Pick out each line with the word "color" from the material that follows.

Records from a data collection:
━━━━━━━━━━━━━━━━━━━━━━━━━━━━━━
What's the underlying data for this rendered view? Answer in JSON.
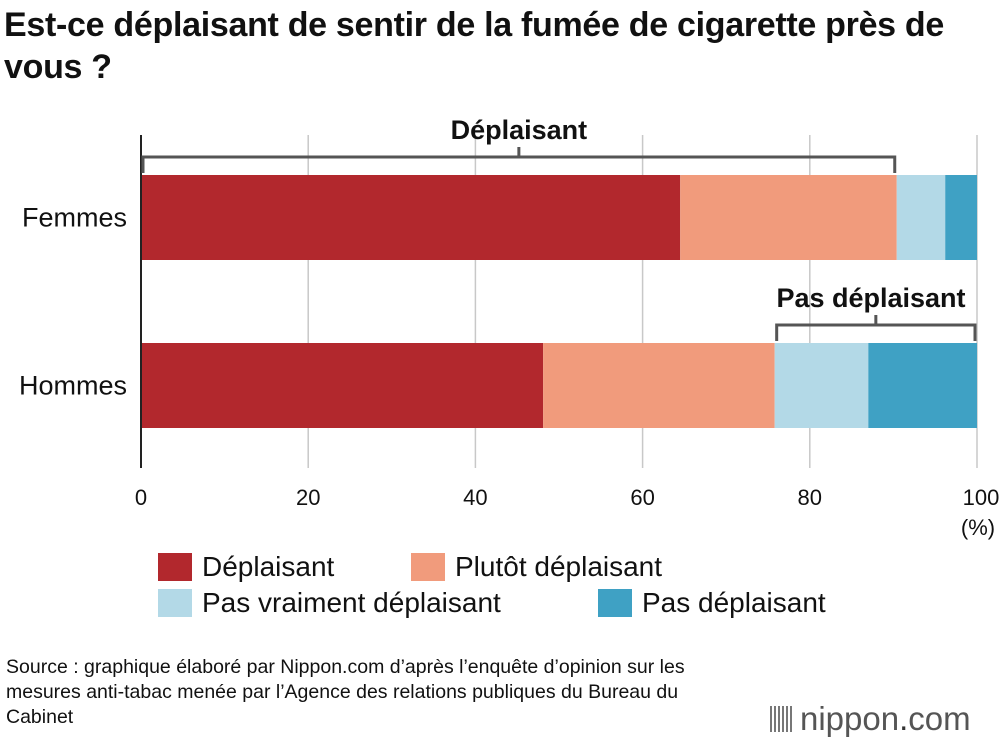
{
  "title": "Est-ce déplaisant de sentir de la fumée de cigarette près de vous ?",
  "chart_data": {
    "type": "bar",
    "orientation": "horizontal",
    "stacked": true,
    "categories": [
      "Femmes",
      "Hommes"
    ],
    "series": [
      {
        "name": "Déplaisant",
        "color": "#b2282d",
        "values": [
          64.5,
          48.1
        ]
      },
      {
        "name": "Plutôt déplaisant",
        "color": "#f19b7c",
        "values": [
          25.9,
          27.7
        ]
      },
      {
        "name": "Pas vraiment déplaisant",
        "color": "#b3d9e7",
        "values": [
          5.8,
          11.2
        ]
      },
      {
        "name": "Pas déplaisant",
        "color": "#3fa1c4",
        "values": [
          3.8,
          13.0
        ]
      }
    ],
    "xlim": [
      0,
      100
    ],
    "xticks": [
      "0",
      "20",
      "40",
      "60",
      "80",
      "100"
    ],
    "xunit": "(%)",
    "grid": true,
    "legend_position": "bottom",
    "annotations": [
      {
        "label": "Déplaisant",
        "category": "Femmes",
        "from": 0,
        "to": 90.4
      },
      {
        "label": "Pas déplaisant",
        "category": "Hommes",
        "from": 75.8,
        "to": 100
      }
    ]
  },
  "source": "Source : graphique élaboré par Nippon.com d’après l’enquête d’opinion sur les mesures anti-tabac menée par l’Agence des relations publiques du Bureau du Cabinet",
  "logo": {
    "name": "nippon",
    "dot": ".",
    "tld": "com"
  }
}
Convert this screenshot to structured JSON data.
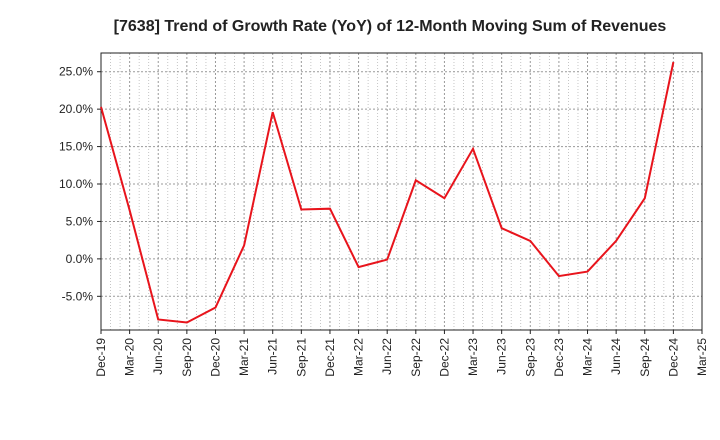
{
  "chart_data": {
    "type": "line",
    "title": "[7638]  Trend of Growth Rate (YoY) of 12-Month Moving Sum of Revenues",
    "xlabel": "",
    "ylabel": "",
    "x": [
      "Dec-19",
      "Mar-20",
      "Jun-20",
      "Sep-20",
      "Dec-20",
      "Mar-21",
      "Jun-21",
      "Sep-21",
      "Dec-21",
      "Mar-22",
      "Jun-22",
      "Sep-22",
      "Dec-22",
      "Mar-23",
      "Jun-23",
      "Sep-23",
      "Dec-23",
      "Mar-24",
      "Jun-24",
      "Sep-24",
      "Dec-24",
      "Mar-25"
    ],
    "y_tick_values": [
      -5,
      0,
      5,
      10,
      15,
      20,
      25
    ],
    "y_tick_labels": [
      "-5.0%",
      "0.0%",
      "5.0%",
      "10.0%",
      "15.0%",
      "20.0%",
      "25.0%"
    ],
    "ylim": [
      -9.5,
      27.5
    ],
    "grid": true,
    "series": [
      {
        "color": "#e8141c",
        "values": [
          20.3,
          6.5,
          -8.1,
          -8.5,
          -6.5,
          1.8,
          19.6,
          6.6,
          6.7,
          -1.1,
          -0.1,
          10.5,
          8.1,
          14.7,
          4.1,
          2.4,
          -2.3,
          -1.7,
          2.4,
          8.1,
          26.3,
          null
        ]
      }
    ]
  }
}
━━━━━━━━━━━━━━━━━━━━━━━━━━━━━━
CORRECT RESULT:
        "color": "#b2282d",
        "color": "#f19b7c",
        "color": "#b3d9e7",
        "color": "#3fa1c4",
        "color": "#e8141c",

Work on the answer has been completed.